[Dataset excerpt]
────────────────────────────────────────

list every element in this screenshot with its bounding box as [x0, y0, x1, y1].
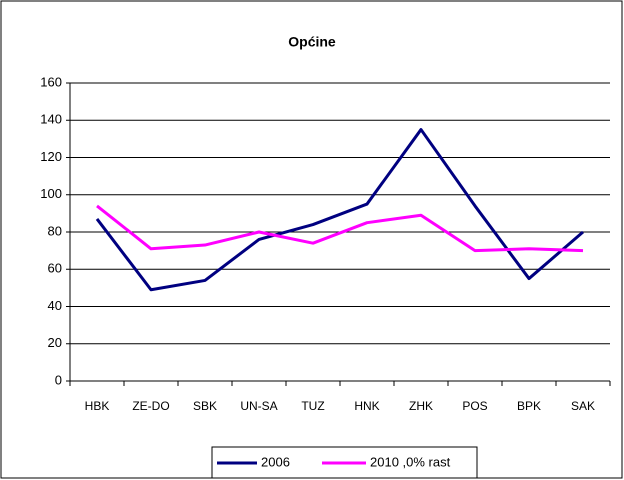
x-tick-label: UN-SA	[240, 399, 277, 413]
x-tick-label: SBK	[193, 399, 217, 413]
x-tick-label: TUZ	[301, 399, 324, 413]
x-tick-label: ZHK	[409, 399, 433, 413]
y-tick-label: 20	[48, 335, 62, 350]
x-tick-label: HNK	[354, 399, 379, 413]
line-series	[96, 204, 584, 253]
y-tick-label: 40	[48, 298, 62, 313]
y-tick-label: 160	[40, 74, 62, 89]
x-tick-label: BPK	[517, 399, 541, 413]
x-tick-label: POS	[462, 399, 487, 413]
y-tick-label: 0	[55, 372, 62, 387]
legend-label: 2010 ,0% rast	[370, 454, 451, 469]
x-tick-label: ZE-DO	[132, 399, 169, 413]
y-tick-label: 60	[48, 261, 62, 276]
chart-title: Općine	[288, 34, 336, 50]
x-tick-label: HBK	[85, 399, 110, 413]
legend-label: 2006	[261, 454, 290, 469]
y-tick-label: 140	[40, 112, 62, 127]
y-tick-label: 100	[40, 186, 62, 201]
line-series	[95, 128, 584, 292]
y-tick-label: 120	[40, 149, 62, 164]
y-tick-label: 80	[48, 223, 62, 238]
x-tick-label: SAK	[571, 399, 595, 413]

────────────────────────────────────────

● Short problem:
Update the rows between the lines holding "399, 277, 413]" and "223, 62, 238]", inclusive, so that "legend-label" becomes "legend-entry" everywhere, and give back only those lines with nothing else changed.

● Exercise output:
x-tick-label: UN-SA	[240, 399, 277, 413]
x-tick-label: SBK	[193, 399, 217, 413]
x-tick-label: TUZ	[301, 399, 324, 413]
x-tick-label: ZHK	[409, 399, 433, 413]
y-tick-label: 20	[48, 335, 62, 350]
x-tick-label: HNK	[354, 399, 379, 413]
line-series	[96, 204, 584, 253]
y-tick-label: 40	[48, 298, 62, 313]
y-tick-label: 160	[40, 74, 62, 89]
x-tick-label: BPK	[517, 399, 541, 413]
x-tick-label: POS	[462, 399, 487, 413]
y-tick-label: 0	[55, 372, 62, 387]
legend-entry: 2010 ,0% rast	[370, 454, 451, 469]
x-tick-label: ZE-DO	[132, 399, 169, 413]
y-tick-label: 60	[48, 261, 62, 276]
chart-title: Općine	[288, 34, 336, 50]
x-tick-label: HBK	[85, 399, 110, 413]
legend-entry: 2006	[261, 454, 290, 469]
y-tick-label: 140	[40, 112, 62, 127]
y-tick-label: 100	[40, 186, 62, 201]
line-series	[95, 128, 584, 292]
y-tick-label: 120	[40, 149, 62, 164]
y-tick-label: 80	[48, 223, 62, 238]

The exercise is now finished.